» **TO BE DONE**: Find how many lines hold the word "vertical" and give that number only.

**** ENTRIES PROVIDED

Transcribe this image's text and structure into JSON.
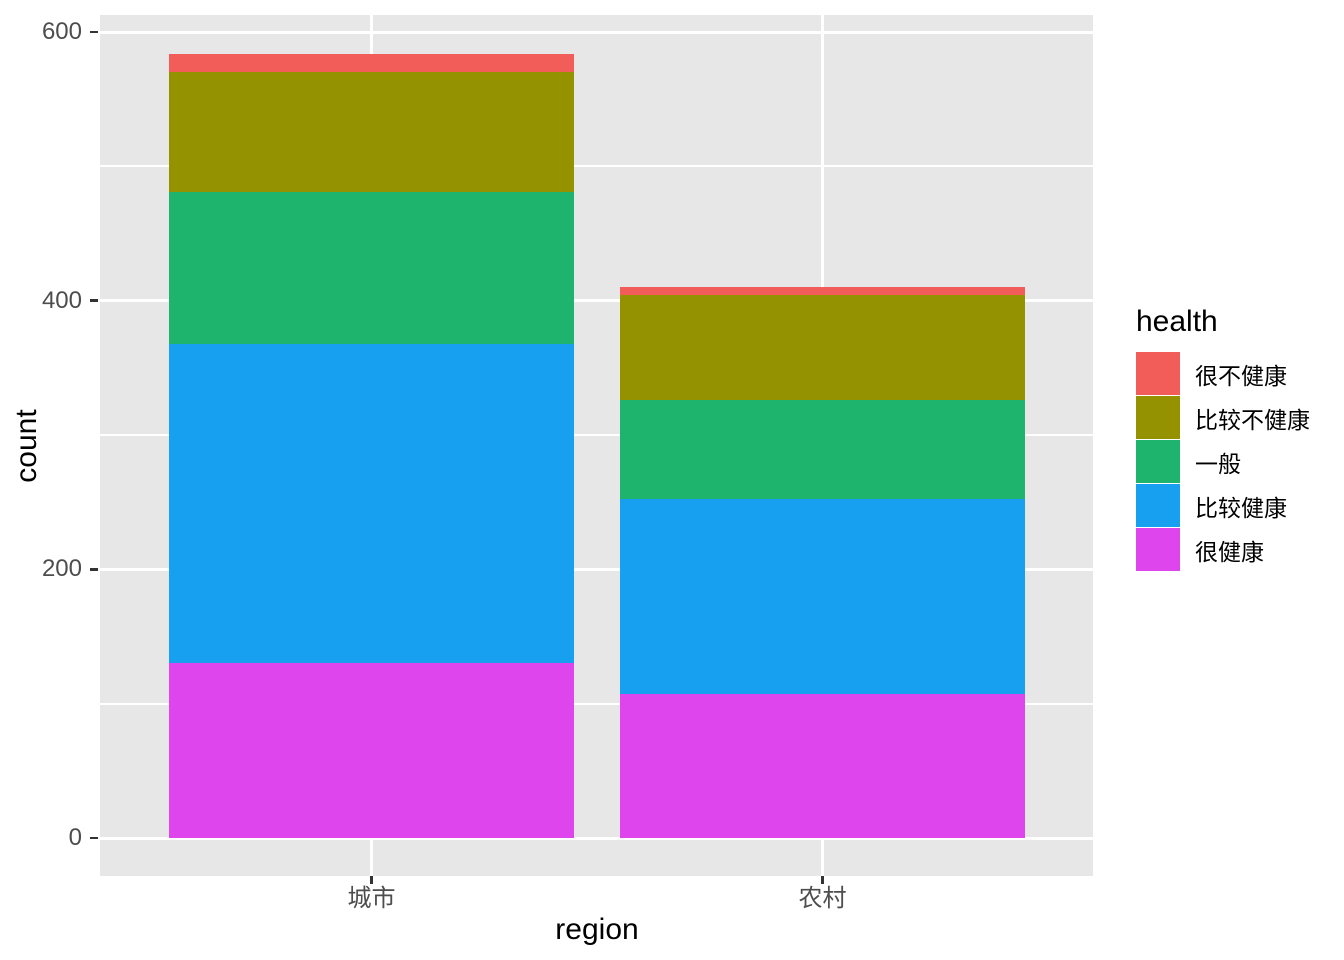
{
  "figure": {
    "background": "#ffffff",
    "panel_background": "#e7e7e7",
    "grid_color": "#ffffff",
    "tick_mark_color": "#333333",
    "axis_text_color": "#4d4d4d",
    "axis_title_color": "#000000"
  },
  "chart_data": {
    "type": "bar",
    "stacked": true,
    "orientation": "vertical",
    "title": "",
    "xlabel": "region",
    "ylabel": "count",
    "categories": [
      "城市",
      "农村"
    ],
    "y_tick_labels": [
      "0",
      "200",
      "400",
      "600"
    ],
    "yticks_major": [
      0,
      200,
      400,
      600
    ],
    "yticks_minor": [
      100,
      300,
      500
    ],
    "ylim": [
      -29,
      613
    ],
    "grid": "white major and minor horizontal lines, white vertical lines at category centers, on grey panel",
    "legend_position": "right",
    "legend_title": "health",
    "series": [
      {
        "name": "很不健康",
        "color": "#F25D5A",
        "values": [
          14,
          6
        ]
      },
      {
        "name": "比较不健康",
        "color": "#959200",
        "values": [
          89,
          78
        ]
      },
      {
        "name": "一般",
        "color": "#1EB46D",
        "values": [
          113,
          74
        ]
      },
      {
        "name": "比较健康",
        "color": "#16A0EF",
        "values": [
          238,
          145
        ]
      },
      {
        "name": "很健康",
        "color": "#DE45EC",
        "values": [
          130,
          107
        ]
      }
    ],
    "stack_order_bottom_to_top": [
      "很健康",
      "比较健康",
      "一般",
      "比较不健康",
      "很不健康"
    ],
    "totals": [
      584,
      410
    ]
  }
}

********

» **RIGHT ANSWER**: 2